__What is required__:
Reproduce the data below in full and exclude every picture.
— Start Data shown —
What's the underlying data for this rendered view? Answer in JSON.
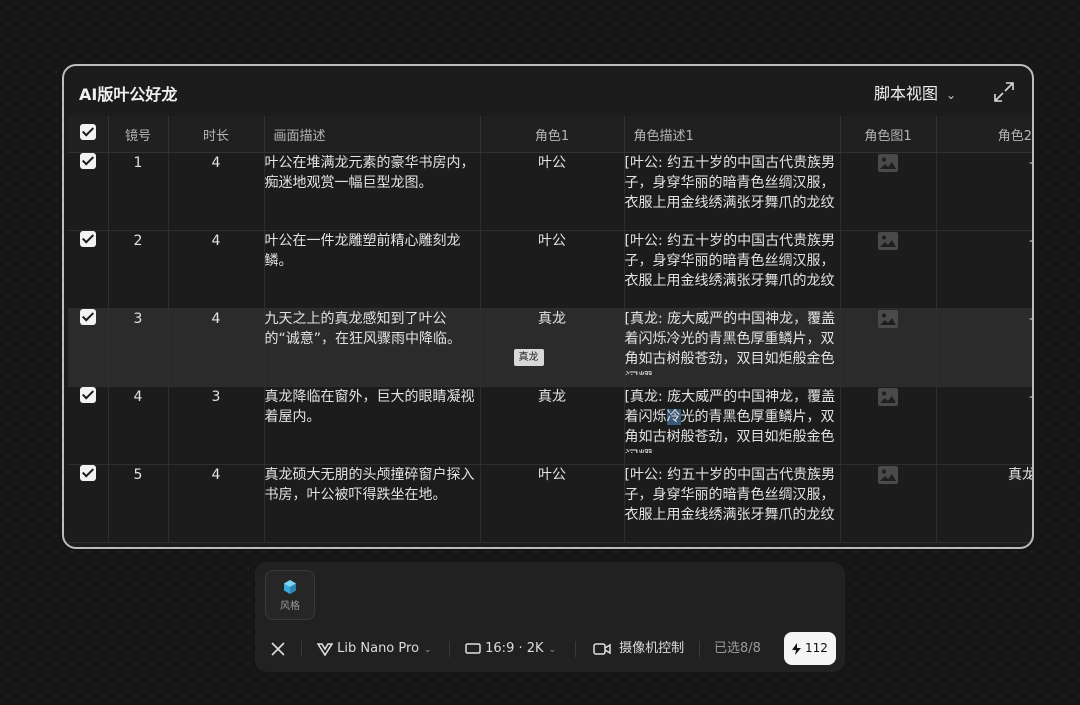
{
  "panel": {
    "title": "AI版叶公好龙",
    "view_label": "脚本视图"
  },
  "table": {
    "headers": {
      "index": "镜号",
      "duration": "时长",
      "description": "画面描述",
      "role1": "角色1",
      "role1_desc": "角色描述1",
      "role1_image": "角色图1",
      "role2": "角色2"
    },
    "rows": [
      {
        "index": "1",
        "duration": "4",
        "description": "叶公在堆满龙元素的豪华书房内，痴迷地观赏一幅巨型龙图。",
        "role1": "叶公",
        "role1_desc": "[叶公: 约五十岁的中国古代贵族男子，身穿华丽的暗青色丝绸汉服，衣服上用金线绣满张牙舞爪的龙纹",
        "role2": "–"
      },
      {
        "index": "2",
        "duration": "4",
        "description": "叶公在一件龙雕塑前精心雕刻龙鳞。",
        "role1": "叶公",
        "role1_desc": "[叶公: 约五十岁的中国古代贵族男子，身穿华丽的暗青色丝绸汉服，衣服上用金线绣满张牙舞爪的龙纹",
        "role2": "–"
      },
      {
        "index": "3",
        "duration": "4",
        "description": "九天之上的真龙感知到了叶公的“诚意”，在狂风骤雨中降临。",
        "role1": "真龙",
        "role1_tag": "真龙",
        "role1_desc": "[真龙: 庞大威严的中国神龙，覆盖着闪烁冷光的青黑色厚重鳞片，双角如古树般苍劲，双目如炬般金色闪耀",
        "role2": "–"
      },
      {
        "index": "4",
        "duration": "3",
        "description": "真龙降临在窗外，巨大的眼睛凝视着屋内。",
        "role1": "真龙",
        "role1_desc_a": "[真龙: 庞大威严的中国神龙，覆盖着闪烁",
        "role1_desc_sel": "冷",
        "role1_desc_b": "光的青黑色厚重鳞片，双角如古树般苍劲，双目如炬般金色闪耀",
        "role2": "–"
      },
      {
        "index": "5",
        "duration": "4",
        "description": "真龙硕大无朋的头颅撞碎窗户探入书房，叶公被吓得跌坐在地。",
        "role1": "叶公",
        "role1_desc": "[叶公: 约五十岁的中国古代贵族男子，身穿华丽的暗青色丝绸汉服，衣服上用金线绣满张牙舞爪的龙纹",
        "role2": "真龙"
      }
    ]
  },
  "bottom": {
    "style_label": "风格",
    "model_label": "Lib Nano Pro",
    "ratio_label": "16:9 · 2K",
    "camera_label": "摄像机控制",
    "selected_label": "已选8/8",
    "credits": "112"
  },
  "icons": [
    "checkbox-icon",
    "expand-icon",
    "chevron-down-icon",
    "image-placeholder-icon",
    "cube-icon",
    "close-icon",
    "model-logo-icon",
    "aspect-ratio-icon",
    "camera-icon",
    "lightning-icon"
  ]
}
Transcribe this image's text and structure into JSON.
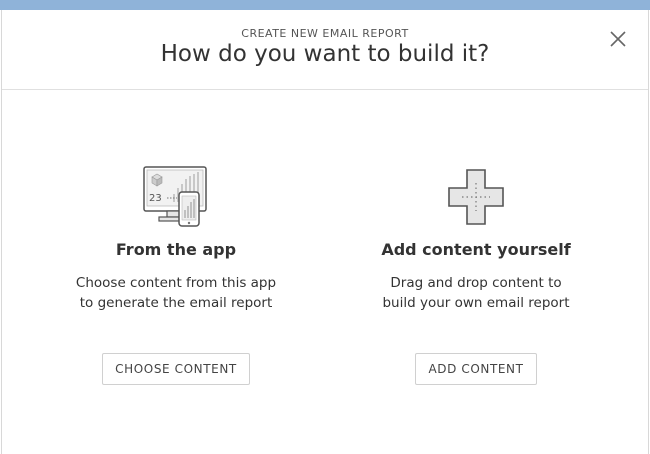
{
  "header": {
    "eyebrow": "CREATE NEW EMAIL REPORT",
    "title": "How do you want to build it?",
    "close_icon": "close-icon"
  },
  "options": [
    {
      "icon": "devices-dashboard-icon",
      "icon_number": "23",
      "title": "From the app",
      "description_lines": [
        "Choose content from this app",
        "to generate the email report"
      ],
      "button_label": "CHOOSE CONTENT"
    },
    {
      "icon": "plus-icon",
      "title": "Add content yourself",
      "description_lines": [
        "Drag and drop content to",
        "build your own email report"
      ],
      "button_label": "ADD CONTENT"
    }
  ],
  "colors": {
    "backdrop": "#8fb3d9",
    "text": "#333333",
    "border": "#d0d0d0",
    "icon_fill": "#e6e6e6",
    "icon_stroke": "#555555"
  }
}
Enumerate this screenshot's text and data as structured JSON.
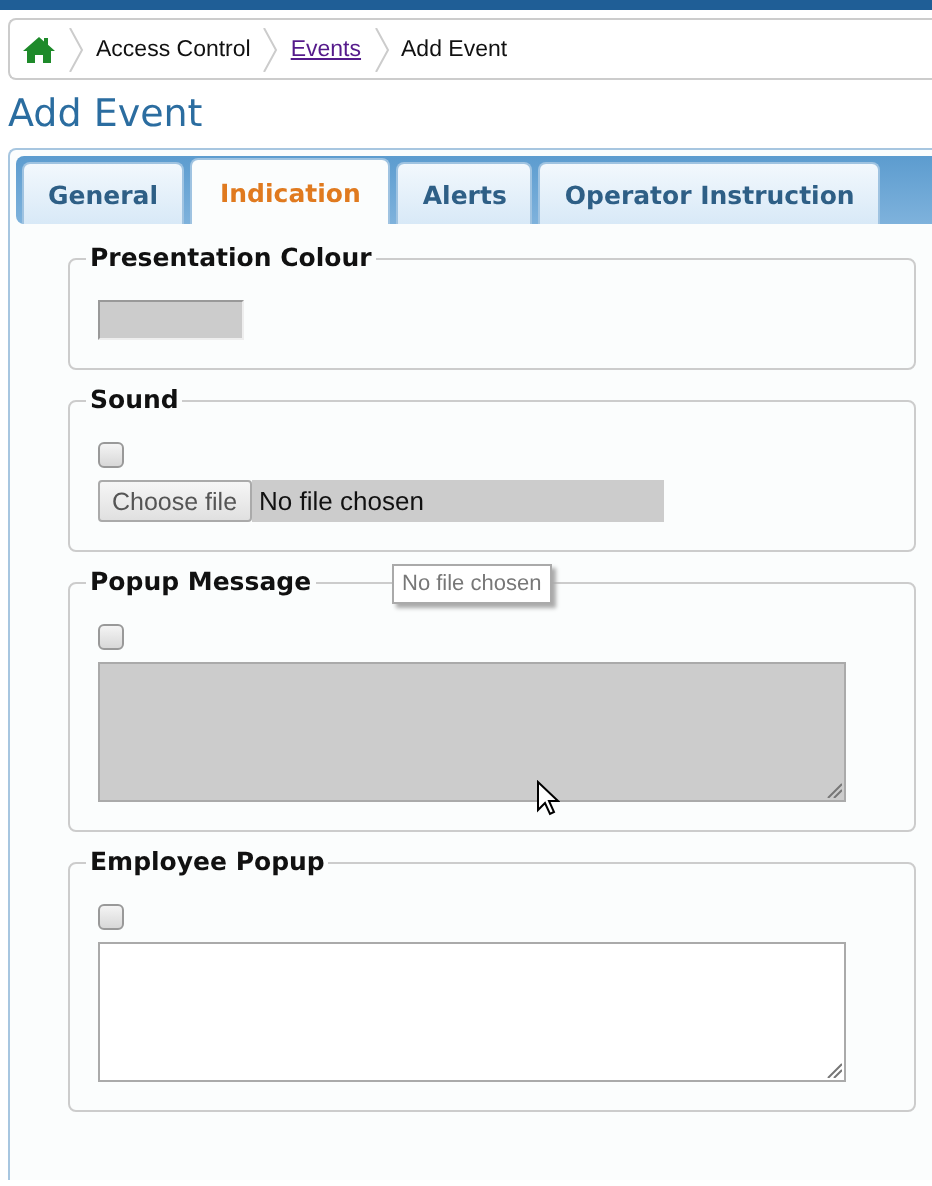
{
  "breadcrumb": [
    {
      "kind": "home"
    },
    {
      "kind": "text",
      "label": "Access Control"
    },
    {
      "kind": "link",
      "label": "Events"
    },
    {
      "kind": "text",
      "label": "Add Event"
    }
  ],
  "page_title": "Add Event",
  "tabs": [
    {
      "label": "General",
      "selected": false
    },
    {
      "label": "Indication",
      "selected": true
    },
    {
      "label": "Alerts",
      "selected": false
    },
    {
      "label": "Operator Instruction",
      "selected": false
    }
  ],
  "sections": [
    {
      "legend": "Presentation Colour",
      "kind": "colour",
      "disabled": true
    },
    {
      "legend": "Sound",
      "kind": "file",
      "checked": false,
      "button": "Choose file",
      "value": "No file chosen",
      "disabled": true,
      "tooltip": "No file chosen"
    },
    {
      "legend": "Popup Message",
      "kind": "textarea",
      "checked": false,
      "disabled": true
    },
    {
      "legend": "Employee Popup",
      "kind": "textarea",
      "checked": false,
      "disabled": false
    }
  ]
}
— End Data shown —
__Exercise solution__:
What's the underlying data for this rendered view? Answer in JSON.
{
  "panel": {
    "title": "AI版叶公好龙",
    "view_label": "脚本视图"
  },
  "table": {
    "headers": {
      "index": "镜号",
      "duration": "时长",
      "description": "画面描述",
      "role1": "角色1",
      "role1_desc": "角色描述1",
      "role1_image": "角色图1",
      "role2": "角色2"
    },
    "rows": [
      {
        "index": "1",
        "duration": "4",
        "description": "叶公在堆满龙元素的豪华书房内，痴迷地观赏一幅巨型龙图。",
        "role1": "叶公",
        "role1_desc": "[叶公: 约五十岁的中国古代贵族男子，身穿华丽的暗青色丝绸汉服，衣服上用金线绣满张牙舞爪的龙纹",
        "role2": "–"
      },
      {
        "index": "2",
        "duration": "4",
        "description": "叶公在一件龙雕塑前精心雕刻龙鳞。",
        "role1": "叶公",
        "role1_desc": "[叶公: 约五十岁的中国古代贵族男子，身穿华丽的暗青色丝绸汉服，衣服上用金线绣满张牙舞爪的龙纹",
        "role2": "–"
      },
      {
        "index": "3",
        "duration": "4",
        "description": "九天之上的真龙感知到了叶公的“诚意”，在狂风骤雨中降临。",
        "role1": "真龙",
        "role1_tag": "真龙",
        "role1_desc": "[真龙: 庞大威严的中国神龙，覆盖着闪烁冷光的青黑色厚重鳞片，双角如古树般苍劲，双目如炬般金色闪耀",
        "role2": "–"
      },
      {
        "index": "4",
        "duration": "3",
        "description": "真龙降临在窗外，巨大的眼睛凝视着屋内。",
        "role1": "真龙",
        "role1_desc_a": "[真龙: 庞大威严的中国神龙，覆盖着闪烁",
        "role1_desc_sel": "冷",
        "role1_desc_b": "光的青黑色厚重鳞片，双角如古树般苍劲，双目如炬般金色闪耀",
        "role2": "–"
      },
      {
        "index": "5",
        "duration": "4",
        "description": "真龙硕大无朋的头颅撞碎窗户探入书房，叶公被吓得跌坐在地。",
        "role1": "叶公",
        "role1_desc": "[叶公: 约五十岁的中国古代贵族男子，身穿华丽的暗青色丝绸汉服，衣服上用金线绣满张牙舞爪的龙纹",
        "role2": "真龙"
      }
    ]
  },
  "bottom": {
    "style_label": "风格",
    "model_label": "Lib Nano Pro",
    "ratio_label": "16:9 · 2K",
    "camera_label": "摄像机控制",
    "selected_label": "已选8/8",
    "credits": "112"
  },
  "icons": [
    "checkbox-icon",
    "expand-icon",
    "chevron-down-icon",
    "image-placeholder-icon",
    "cube-icon",
    "close-icon",
    "model-logo-icon",
    "aspect-ratio-icon",
    "camera-icon",
    "lightning-icon"
  ]
}
Transcribe this image's text and structure into JSON.
{
  "header": {
    "eyebrow": "CREATE NEW EMAIL REPORT",
    "title": "How do you want to build it?",
    "close_icon": "close-icon"
  },
  "options": [
    {
      "icon": "devices-dashboard-icon",
      "icon_number": "23",
      "title": "From the app",
      "description_lines": [
        "Choose content from this app",
        "to generate the email report"
      ],
      "button_label": "CHOOSE CONTENT"
    },
    {
      "icon": "plus-icon",
      "title": "Add content yourself",
      "description_lines": [
        "Drag and drop content to",
        "build your own email report"
      ],
      "button_label": "ADD CONTENT"
    }
  ],
  "colors": {
    "backdrop": "#8fb3d9",
    "text": "#333333",
    "border": "#d0d0d0",
    "icon_fill": "#e6e6e6",
    "icon_stroke": "#555555"
  }
}
Enumerate this screenshot's text and data as structured JSON.
{
  "breadcrumb": [
    {
      "kind": "home"
    },
    {
      "kind": "text",
      "label": "Access Control"
    },
    {
      "kind": "link",
      "label": "Events"
    },
    {
      "kind": "text",
      "label": "Add Event"
    }
  ],
  "page_title": "Add Event",
  "tabs": [
    {
      "label": "General",
      "selected": false
    },
    {
      "label": "Indication",
      "selected": true
    },
    {
      "label": "Alerts",
      "selected": false
    },
    {
      "label": "Operator Instruction",
      "selected": false
    }
  ],
  "sections": [
    {
      "legend": "Presentation Colour",
      "kind": "colour",
      "disabled": true
    },
    {
      "legend": "Sound",
      "kind": "file",
      "checked": false,
      "button": "Choose file",
      "value": "No file chosen",
      "disabled": true,
      "tooltip": "No file chosen"
    },
    {
      "legend": "Popup Message",
      "kind": "textarea",
      "checked": false,
      "disabled": true
    },
    {
      "legend": "Employee Popup",
      "kind": "textarea",
      "checked": false,
      "disabled": false
    }
  ]
}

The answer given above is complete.